▸ **Aim**: Wherever "tipo" appears in a line, copy that line.

========================

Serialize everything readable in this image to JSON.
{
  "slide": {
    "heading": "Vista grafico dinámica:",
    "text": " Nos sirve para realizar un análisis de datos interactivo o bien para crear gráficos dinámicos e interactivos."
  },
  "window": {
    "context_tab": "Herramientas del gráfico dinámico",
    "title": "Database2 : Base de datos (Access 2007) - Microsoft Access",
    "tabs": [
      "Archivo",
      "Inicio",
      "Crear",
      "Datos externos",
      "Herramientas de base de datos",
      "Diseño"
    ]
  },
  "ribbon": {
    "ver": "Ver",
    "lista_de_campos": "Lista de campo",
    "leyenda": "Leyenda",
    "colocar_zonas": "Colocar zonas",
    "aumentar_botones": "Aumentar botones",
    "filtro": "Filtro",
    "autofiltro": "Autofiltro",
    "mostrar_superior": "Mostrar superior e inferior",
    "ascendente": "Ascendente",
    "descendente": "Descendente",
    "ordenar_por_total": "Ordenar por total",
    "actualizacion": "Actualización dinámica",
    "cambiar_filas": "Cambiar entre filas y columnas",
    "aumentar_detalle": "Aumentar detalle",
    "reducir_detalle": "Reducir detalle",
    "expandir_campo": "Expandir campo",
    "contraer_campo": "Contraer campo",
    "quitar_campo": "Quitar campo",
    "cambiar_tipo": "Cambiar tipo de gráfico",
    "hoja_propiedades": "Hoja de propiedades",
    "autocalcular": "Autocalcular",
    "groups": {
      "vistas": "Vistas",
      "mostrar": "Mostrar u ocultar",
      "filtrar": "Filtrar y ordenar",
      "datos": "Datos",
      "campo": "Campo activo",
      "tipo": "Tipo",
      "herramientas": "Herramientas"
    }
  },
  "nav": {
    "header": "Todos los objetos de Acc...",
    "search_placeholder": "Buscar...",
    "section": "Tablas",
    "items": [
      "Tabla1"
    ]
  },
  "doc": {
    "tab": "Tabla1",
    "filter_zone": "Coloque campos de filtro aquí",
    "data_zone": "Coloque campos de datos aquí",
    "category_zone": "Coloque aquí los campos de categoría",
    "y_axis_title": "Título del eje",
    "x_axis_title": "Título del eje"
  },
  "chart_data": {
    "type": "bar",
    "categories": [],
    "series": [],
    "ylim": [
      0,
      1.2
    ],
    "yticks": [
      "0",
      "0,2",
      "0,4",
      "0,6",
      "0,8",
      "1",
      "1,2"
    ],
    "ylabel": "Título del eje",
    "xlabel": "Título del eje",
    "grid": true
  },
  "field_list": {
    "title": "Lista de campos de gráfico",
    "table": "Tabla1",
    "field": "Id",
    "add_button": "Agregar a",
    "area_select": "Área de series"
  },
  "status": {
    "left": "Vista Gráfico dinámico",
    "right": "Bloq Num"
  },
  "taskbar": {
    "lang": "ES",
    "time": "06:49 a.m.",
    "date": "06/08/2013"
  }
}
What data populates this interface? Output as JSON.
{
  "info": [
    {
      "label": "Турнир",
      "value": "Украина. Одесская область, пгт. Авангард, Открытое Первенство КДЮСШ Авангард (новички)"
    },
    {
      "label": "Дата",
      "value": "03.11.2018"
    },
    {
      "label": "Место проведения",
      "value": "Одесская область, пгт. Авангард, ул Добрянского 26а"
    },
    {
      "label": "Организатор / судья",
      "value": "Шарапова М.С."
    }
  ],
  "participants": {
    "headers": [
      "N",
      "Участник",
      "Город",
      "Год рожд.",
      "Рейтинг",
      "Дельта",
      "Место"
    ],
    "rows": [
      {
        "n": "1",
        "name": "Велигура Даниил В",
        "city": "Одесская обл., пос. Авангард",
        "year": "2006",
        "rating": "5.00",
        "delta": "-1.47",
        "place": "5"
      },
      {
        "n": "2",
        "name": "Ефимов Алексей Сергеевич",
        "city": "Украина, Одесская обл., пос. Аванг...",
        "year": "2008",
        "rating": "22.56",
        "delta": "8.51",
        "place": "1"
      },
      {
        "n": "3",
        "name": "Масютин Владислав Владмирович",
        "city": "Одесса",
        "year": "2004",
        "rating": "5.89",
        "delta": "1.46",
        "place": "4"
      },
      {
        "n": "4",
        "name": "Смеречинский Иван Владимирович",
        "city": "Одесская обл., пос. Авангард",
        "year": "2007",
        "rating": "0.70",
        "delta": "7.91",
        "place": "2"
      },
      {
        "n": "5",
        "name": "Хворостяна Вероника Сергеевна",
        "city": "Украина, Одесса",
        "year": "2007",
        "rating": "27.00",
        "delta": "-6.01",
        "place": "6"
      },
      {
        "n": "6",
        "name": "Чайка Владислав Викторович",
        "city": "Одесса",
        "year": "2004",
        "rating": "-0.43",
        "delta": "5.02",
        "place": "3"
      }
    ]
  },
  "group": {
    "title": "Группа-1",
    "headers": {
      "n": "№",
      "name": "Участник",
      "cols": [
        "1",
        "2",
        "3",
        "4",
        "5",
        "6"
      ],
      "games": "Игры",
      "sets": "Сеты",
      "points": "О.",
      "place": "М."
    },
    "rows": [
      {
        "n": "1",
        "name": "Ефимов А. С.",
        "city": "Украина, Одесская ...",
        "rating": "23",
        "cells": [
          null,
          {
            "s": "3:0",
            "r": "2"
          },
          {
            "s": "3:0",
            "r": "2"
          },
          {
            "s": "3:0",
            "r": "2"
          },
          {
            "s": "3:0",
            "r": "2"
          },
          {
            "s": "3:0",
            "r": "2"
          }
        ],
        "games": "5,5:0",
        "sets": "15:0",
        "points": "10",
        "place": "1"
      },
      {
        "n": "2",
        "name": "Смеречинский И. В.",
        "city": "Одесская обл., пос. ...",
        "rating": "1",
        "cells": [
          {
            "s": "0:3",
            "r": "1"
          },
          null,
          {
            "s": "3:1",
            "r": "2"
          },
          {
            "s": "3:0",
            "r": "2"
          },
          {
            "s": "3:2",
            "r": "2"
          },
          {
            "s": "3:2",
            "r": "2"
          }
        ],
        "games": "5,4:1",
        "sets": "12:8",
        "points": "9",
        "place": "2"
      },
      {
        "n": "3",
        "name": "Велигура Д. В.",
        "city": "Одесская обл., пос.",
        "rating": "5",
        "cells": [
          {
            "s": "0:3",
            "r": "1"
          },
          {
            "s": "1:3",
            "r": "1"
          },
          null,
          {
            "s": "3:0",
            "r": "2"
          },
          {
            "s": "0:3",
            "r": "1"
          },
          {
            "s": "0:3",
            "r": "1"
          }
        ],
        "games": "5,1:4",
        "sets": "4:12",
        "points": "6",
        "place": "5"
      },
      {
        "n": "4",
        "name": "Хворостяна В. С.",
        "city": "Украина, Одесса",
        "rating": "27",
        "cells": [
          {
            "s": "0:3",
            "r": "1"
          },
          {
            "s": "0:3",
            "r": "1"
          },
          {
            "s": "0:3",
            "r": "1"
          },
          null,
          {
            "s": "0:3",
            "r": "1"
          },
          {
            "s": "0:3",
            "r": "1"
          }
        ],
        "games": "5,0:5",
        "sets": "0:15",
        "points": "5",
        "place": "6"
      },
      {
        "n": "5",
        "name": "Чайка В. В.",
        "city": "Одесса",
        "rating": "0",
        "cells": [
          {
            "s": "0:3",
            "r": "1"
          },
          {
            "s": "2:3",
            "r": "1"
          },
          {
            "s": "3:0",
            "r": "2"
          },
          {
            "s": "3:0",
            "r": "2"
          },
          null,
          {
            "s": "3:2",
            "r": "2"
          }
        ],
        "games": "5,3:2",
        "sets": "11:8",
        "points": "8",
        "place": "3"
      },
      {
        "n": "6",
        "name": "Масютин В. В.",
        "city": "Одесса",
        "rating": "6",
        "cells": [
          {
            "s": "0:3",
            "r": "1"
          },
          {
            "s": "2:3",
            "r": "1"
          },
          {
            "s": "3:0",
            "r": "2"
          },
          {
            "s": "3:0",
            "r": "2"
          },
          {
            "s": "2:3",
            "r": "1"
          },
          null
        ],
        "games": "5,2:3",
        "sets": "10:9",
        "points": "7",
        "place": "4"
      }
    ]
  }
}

========================

▸ **Result for this exercise**:
    "cambiar_tipo": "Cambiar tipo de gráfico",
      "tipo": "Tipo",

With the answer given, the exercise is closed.